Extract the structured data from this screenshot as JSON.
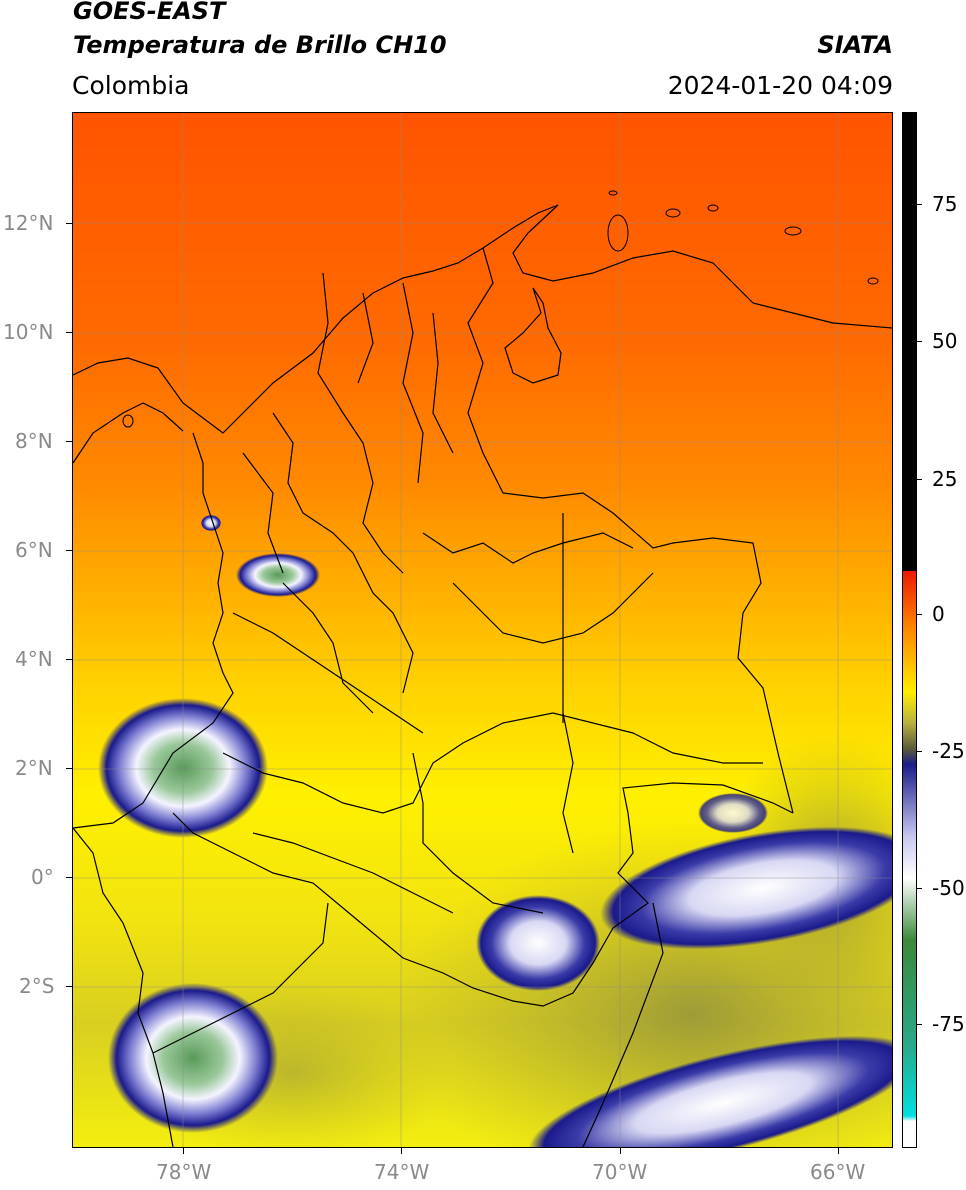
{
  "header": {
    "title_line1": "GOES-EAST",
    "title_line2": "Temperatura de Brillo CH10",
    "region": "Colombia",
    "agency": "SIATA",
    "datetime": "2024-01-20 04:09"
  },
  "axes": {
    "lat_labels": [
      "12°N",
      "10°N",
      "8°N",
      "6°N",
      "4°N",
      "2°N",
      "0°",
      "2°S"
    ],
    "lon_labels": [
      "78°W",
      "74°W",
      "70°W",
      "66°W"
    ]
  },
  "colorbar": {
    "labels": [
      "75",
      "50",
      "25",
      "0",
      "-25",
      "-50",
      "-75"
    ],
    "colors": {
      "black": "#000000",
      "red": "#ee1a00",
      "orange": "#ff8a00",
      "yellow": "#ffee00",
      "olive": "#b8b040",
      "dark_olive": "#5a5a3a",
      "navy": "#1c1c8a",
      "lavender": "#c8c8f0",
      "white": "#ffffff",
      "green": "#3a8a3a",
      "teal": "#2aa88a",
      "cyan": "#00e0e0"
    }
  },
  "map_colors": {
    "warm_top": "#ff5a00",
    "mid": "#ff9a00",
    "yellow": "#ffe800",
    "olive_south": "#c8c028",
    "cloud_navy": "#1a1a8c",
    "cloud_white": "#eeeeff",
    "cloud_green": "#5a9a5a"
  }
}
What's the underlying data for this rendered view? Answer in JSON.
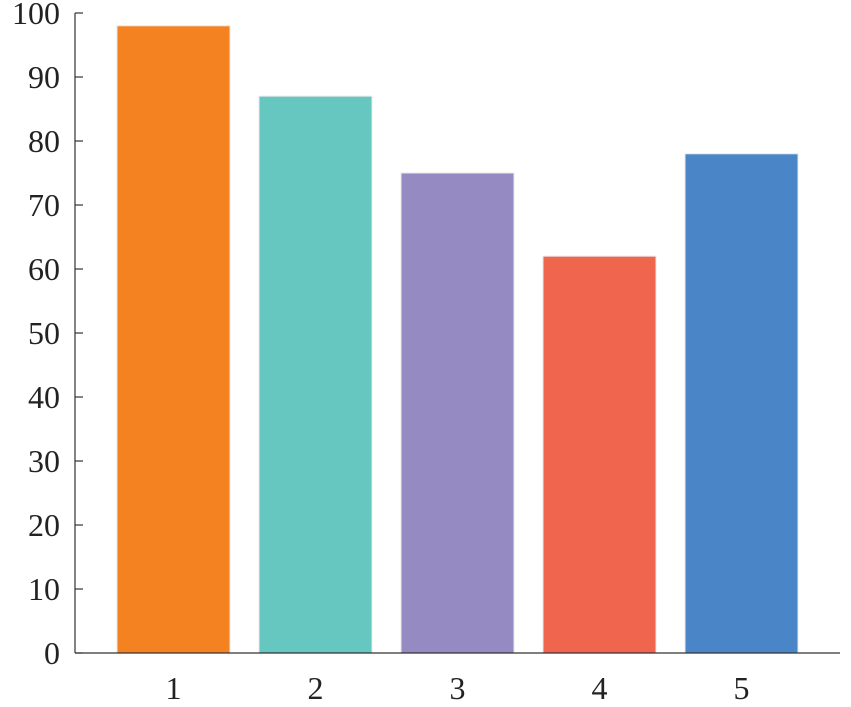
{
  "chart_data": {
    "type": "bar",
    "title": "",
    "xlabel": "",
    "ylabel": "",
    "categories": [
      "1",
      "2",
      "3",
      "4",
      "5"
    ],
    "values": [
      98,
      87,
      75,
      62,
      78
    ],
    "colors": [
      "#F58220",
      "#66C7C1",
      "#958BC2",
      "#F0654D",
      "#4A86C7"
    ],
    "ylim": [
      0,
      100
    ],
    "yticks": [
      0,
      10,
      20,
      30,
      40,
      50,
      60,
      70,
      80,
      90,
      100
    ],
    "grid": false,
    "legend": "none"
  }
}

──────

Starting at the line containing "What's the underlying", write out each line through the last one in the listing above, inclusive, and nothing else. Pictures are excluded from the copy.

What's the underlying data for this rendered view? Answer in JSON.
{
  "chart_data": {
    "type": "bar",
    "title": "",
    "xlabel": "",
    "ylabel": "",
    "categories": [
      "1",
      "2",
      "3",
      "4",
      "5"
    ],
    "values": [
      98,
      87,
      75,
      62,
      78
    ],
    "colors": [
      "#F58220",
      "#66C7C1",
      "#958BC2",
      "#F0654D",
      "#4A86C7"
    ],
    "ylim": [
      0,
      100
    ],
    "yticks": [
      0,
      10,
      20,
      30,
      40,
      50,
      60,
      70,
      80,
      90,
      100
    ],
    "grid": false,
    "legend": "none"
  }
}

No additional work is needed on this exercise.